What you are asked to do: Transcribe every line exactly. Leave the pictures behind.

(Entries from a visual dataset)
..........

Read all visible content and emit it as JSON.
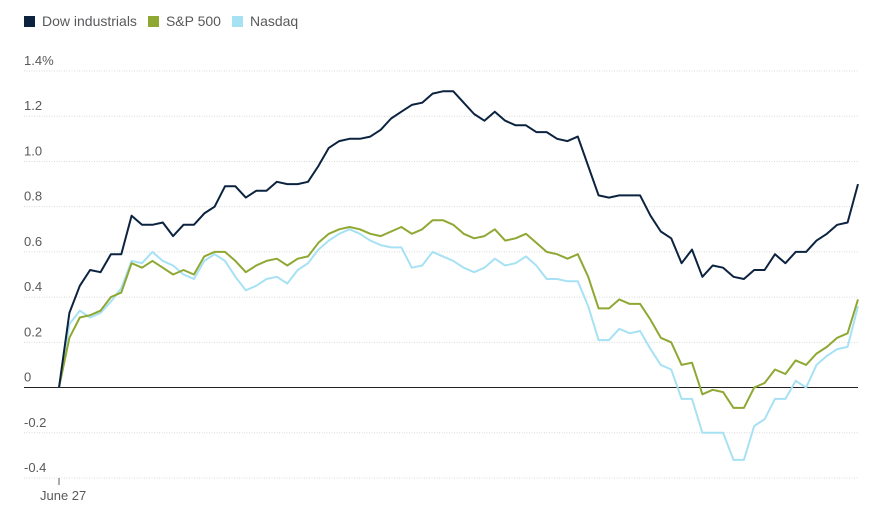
{
  "chart_data": {
    "type": "line",
    "title": "",
    "xlabel": "",
    "ylabel": "",
    "ylim": [
      -0.4,
      1.4
    ],
    "y_ticks": [
      {
        "value": 1.4,
        "label": "1.4%"
      },
      {
        "value": 1.2,
        "label": "1.2"
      },
      {
        "value": 1.0,
        "label": "1.0"
      },
      {
        "value": 0.8,
        "label": "0.8"
      },
      {
        "value": 0.6,
        "label": "0.6"
      },
      {
        "value": 0.4,
        "label": "0.4"
      },
      {
        "value": 0.2,
        "label": "0.2"
      },
      {
        "value": 0,
        "label": "0"
      },
      {
        "value": -0.2,
        "label": "-0.2"
      },
      {
        "value": -0.4,
        "label": "-0.4"
      }
    ],
    "x_tick_label": "June 27",
    "grid": true,
    "legend_position": "top-left",
    "series": [
      {
        "name": "Dow industrials",
        "color": "#0c2340",
        "values": [
          0,
          0.33,
          0.45,
          0.52,
          0.51,
          0.59,
          0.59,
          0.76,
          0.72,
          0.72,
          0.73,
          0.67,
          0.72,
          0.72,
          0.77,
          0.8,
          0.89,
          0.89,
          0.84,
          0.87,
          0.87,
          0.91,
          0.9,
          0.9,
          0.91,
          0.98,
          1.06,
          1.09,
          1.1,
          1.1,
          1.11,
          1.14,
          1.19,
          1.22,
          1.25,
          1.26,
          1.3,
          1.31,
          1.31,
          1.26,
          1.21,
          1.18,
          1.22,
          1.18,
          1.16,
          1.16,
          1.13,
          1.13,
          1.1,
          1.09,
          1.11,
          0.98,
          0.85,
          0.84,
          0.85,
          0.85,
          0.85,
          0.76,
          0.69,
          0.66,
          0.55,
          0.61,
          0.49,
          0.54,
          0.53,
          0.49,
          0.48,
          0.52,
          0.52,
          0.59,
          0.55,
          0.6,
          0.6,
          0.65,
          0.68,
          0.72,
          0.73,
          0.9
        ]
      },
      {
        "name": "S&P 500",
        "color": "#8fa833",
        "values": [
          0,
          0.22,
          0.31,
          0.32,
          0.34,
          0.4,
          0.42,
          0.55,
          0.53,
          0.56,
          0.53,
          0.5,
          0.52,
          0.5,
          0.58,
          0.6,
          0.6,
          0.56,
          0.51,
          0.54,
          0.56,
          0.57,
          0.54,
          0.57,
          0.58,
          0.64,
          0.68,
          0.7,
          0.71,
          0.7,
          0.68,
          0.67,
          0.69,
          0.71,
          0.68,
          0.7,
          0.74,
          0.74,
          0.72,
          0.68,
          0.66,
          0.67,
          0.7,
          0.65,
          0.66,
          0.68,
          0.64,
          0.6,
          0.59,
          0.57,
          0.59,
          0.49,
          0.35,
          0.35,
          0.39,
          0.37,
          0.37,
          0.3,
          0.22,
          0.2,
          0.1,
          0.11,
          -0.03,
          -0.01,
          -0.02,
          -0.09,
          -0.09,
          0.0,
          0.02,
          0.08,
          0.06,
          0.12,
          0.1,
          0.15,
          0.18,
          0.22,
          0.24,
          0.39
        ]
      },
      {
        "name": "Nasdaq",
        "color": "#a7e1f4",
        "values": [
          0,
          0.28,
          0.34,
          0.31,
          0.33,
          0.38,
          0.44,
          0.56,
          0.55,
          0.6,
          0.56,
          0.54,
          0.5,
          0.48,
          0.56,
          0.59,
          0.56,
          0.49,
          0.43,
          0.45,
          0.48,
          0.49,
          0.46,
          0.52,
          0.55,
          0.61,
          0.65,
          0.68,
          0.7,
          0.68,
          0.65,
          0.63,
          0.62,
          0.62,
          0.53,
          0.54,
          0.6,
          0.58,
          0.56,
          0.53,
          0.51,
          0.53,
          0.57,
          0.54,
          0.55,
          0.58,
          0.54,
          0.48,
          0.48,
          0.47,
          0.47,
          0.36,
          0.21,
          0.21,
          0.26,
          0.24,
          0.25,
          0.17,
          0.1,
          0.08,
          -0.05,
          -0.05,
          -0.2,
          -0.2,
          -0.2,
          -0.32,
          -0.32,
          -0.17,
          -0.14,
          -0.05,
          -0.05,
          0.03,
          0.0,
          0.1,
          0.14,
          0.17,
          0.18,
          0.36
        ]
      }
    ]
  }
}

..........

Answer in full:
Read all visible content and emit it as JSON.
{
  "chart_data": {
    "type": "line",
    "title": "",
    "xlabel": "",
    "ylabel": "",
    "ylim": [
      -0.4,
      1.4
    ],
    "y_ticks": [
      {
        "value": 1.4,
        "label": "1.4%"
      },
      {
        "value": 1.2,
        "label": "1.2"
      },
      {
        "value": 1.0,
        "label": "1.0"
      },
      {
        "value": 0.8,
        "label": "0.8"
      },
      {
        "value": 0.6,
        "label": "0.6"
      },
      {
        "value": 0.4,
        "label": "0.4"
      },
      {
        "value": 0.2,
        "label": "0.2"
      },
      {
        "value": 0,
        "label": "0"
      },
      {
        "value": -0.2,
        "label": "-0.2"
      },
      {
        "value": -0.4,
        "label": "-0.4"
      }
    ],
    "x_tick_label": "June 27",
    "grid": true,
    "legend_position": "top-left",
    "series": [
      {
        "name": "Dow industrials",
        "color": "#0c2340",
        "values": [
          0,
          0.33,
          0.45,
          0.52,
          0.51,
          0.59,
          0.59,
          0.76,
          0.72,
          0.72,
          0.73,
          0.67,
          0.72,
          0.72,
          0.77,
          0.8,
          0.89,
          0.89,
          0.84,
          0.87,
          0.87,
          0.91,
          0.9,
          0.9,
          0.91,
          0.98,
          1.06,
          1.09,
          1.1,
          1.1,
          1.11,
          1.14,
          1.19,
          1.22,
          1.25,
          1.26,
          1.3,
          1.31,
          1.31,
          1.26,
          1.21,
          1.18,
          1.22,
          1.18,
          1.16,
          1.16,
          1.13,
          1.13,
          1.1,
          1.09,
          1.11,
          0.98,
          0.85,
          0.84,
          0.85,
          0.85,
          0.85,
          0.76,
          0.69,
          0.66,
          0.55,
          0.61,
          0.49,
          0.54,
          0.53,
          0.49,
          0.48,
          0.52,
          0.52,
          0.59,
          0.55,
          0.6,
          0.6,
          0.65,
          0.68,
          0.72,
          0.73,
          0.9
        ]
      },
      {
        "name": "S&P 500",
        "color": "#8fa833",
        "values": [
          0,
          0.22,
          0.31,
          0.32,
          0.34,
          0.4,
          0.42,
          0.55,
          0.53,
          0.56,
          0.53,
          0.5,
          0.52,
          0.5,
          0.58,
          0.6,
          0.6,
          0.56,
          0.51,
          0.54,
          0.56,
          0.57,
          0.54,
          0.57,
          0.58,
          0.64,
          0.68,
          0.7,
          0.71,
          0.7,
          0.68,
          0.67,
          0.69,
          0.71,
          0.68,
          0.7,
          0.74,
          0.74,
          0.72,
          0.68,
          0.66,
          0.67,
          0.7,
          0.65,
          0.66,
          0.68,
          0.64,
          0.6,
          0.59,
          0.57,
          0.59,
          0.49,
          0.35,
          0.35,
          0.39,
          0.37,
          0.37,
          0.3,
          0.22,
          0.2,
          0.1,
          0.11,
          -0.03,
          -0.01,
          -0.02,
          -0.09,
          -0.09,
          0.0,
          0.02,
          0.08,
          0.06,
          0.12,
          0.1,
          0.15,
          0.18,
          0.22,
          0.24,
          0.39
        ]
      },
      {
        "name": "Nasdaq",
        "color": "#a7e1f4",
        "values": [
          0,
          0.28,
          0.34,
          0.31,
          0.33,
          0.38,
          0.44,
          0.56,
          0.55,
          0.6,
          0.56,
          0.54,
          0.5,
          0.48,
          0.56,
          0.59,
          0.56,
          0.49,
          0.43,
          0.45,
          0.48,
          0.49,
          0.46,
          0.52,
          0.55,
          0.61,
          0.65,
          0.68,
          0.7,
          0.68,
          0.65,
          0.63,
          0.62,
          0.62,
          0.53,
          0.54,
          0.6,
          0.58,
          0.56,
          0.53,
          0.51,
          0.53,
          0.57,
          0.54,
          0.55,
          0.58,
          0.54,
          0.48,
          0.48,
          0.47,
          0.47,
          0.36,
          0.21,
          0.21,
          0.26,
          0.24,
          0.25,
          0.17,
          0.1,
          0.08,
          -0.05,
          -0.05,
          -0.2,
          -0.2,
          -0.2,
          -0.32,
          -0.32,
          -0.17,
          -0.14,
          -0.05,
          -0.05,
          0.03,
          0.0,
          0.1,
          0.14,
          0.17,
          0.18,
          0.36
        ]
      }
    ]
  }
}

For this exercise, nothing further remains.